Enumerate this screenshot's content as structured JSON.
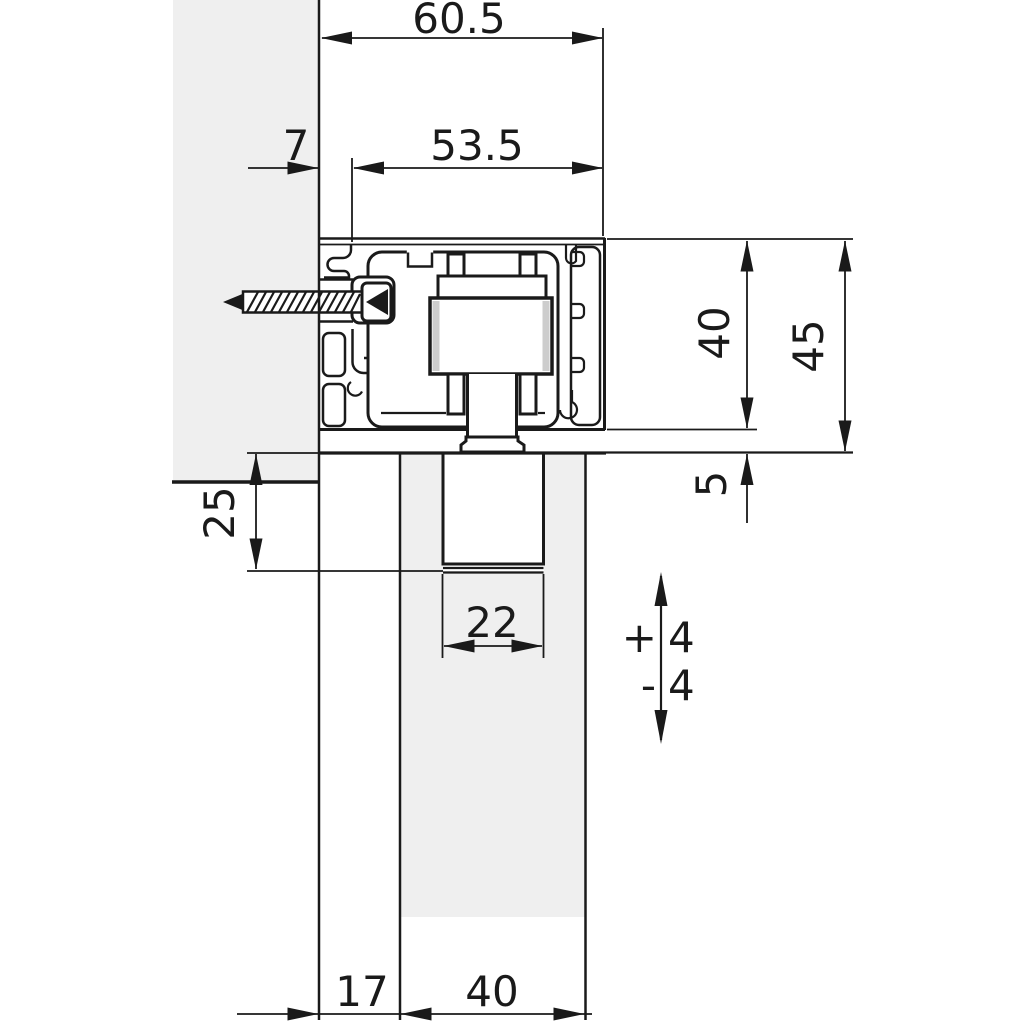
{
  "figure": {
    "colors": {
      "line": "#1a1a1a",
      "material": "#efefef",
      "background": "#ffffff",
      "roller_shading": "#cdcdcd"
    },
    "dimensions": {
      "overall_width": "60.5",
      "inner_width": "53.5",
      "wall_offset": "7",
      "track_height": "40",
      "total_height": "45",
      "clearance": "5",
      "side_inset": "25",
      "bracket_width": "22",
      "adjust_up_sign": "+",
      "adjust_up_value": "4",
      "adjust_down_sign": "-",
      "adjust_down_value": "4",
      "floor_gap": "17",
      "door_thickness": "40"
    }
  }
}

===

* [WRITTEN TASK]
Your copy of the data should match it exactly, except that pictures are left out.

* [FULL ANSWER]
Enumerate this screenshot's content as structured JSON.
{
  "figure": {
    "colors": {
      "line": "#1a1a1a",
      "material": "#efefef",
      "background": "#ffffff",
      "roller_shading": "#cdcdcd"
    },
    "dimensions": {
      "overall_width": "60.5",
      "inner_width": "53.5",
      "wall_offset": "7",
      "track_height": "40",
      "total_height": "45",
      "clearance": "5",
      "side_inset": "25",
      "bracket_width": "22",
      "adjust_up_sign": "+",
      "adjust_up_value": "4",
      "adjust_down_sign": "-",
      "adjust_down_value": "4",
      "floor_gap": "17",
      "door_thickness": "40"
    }
  }
}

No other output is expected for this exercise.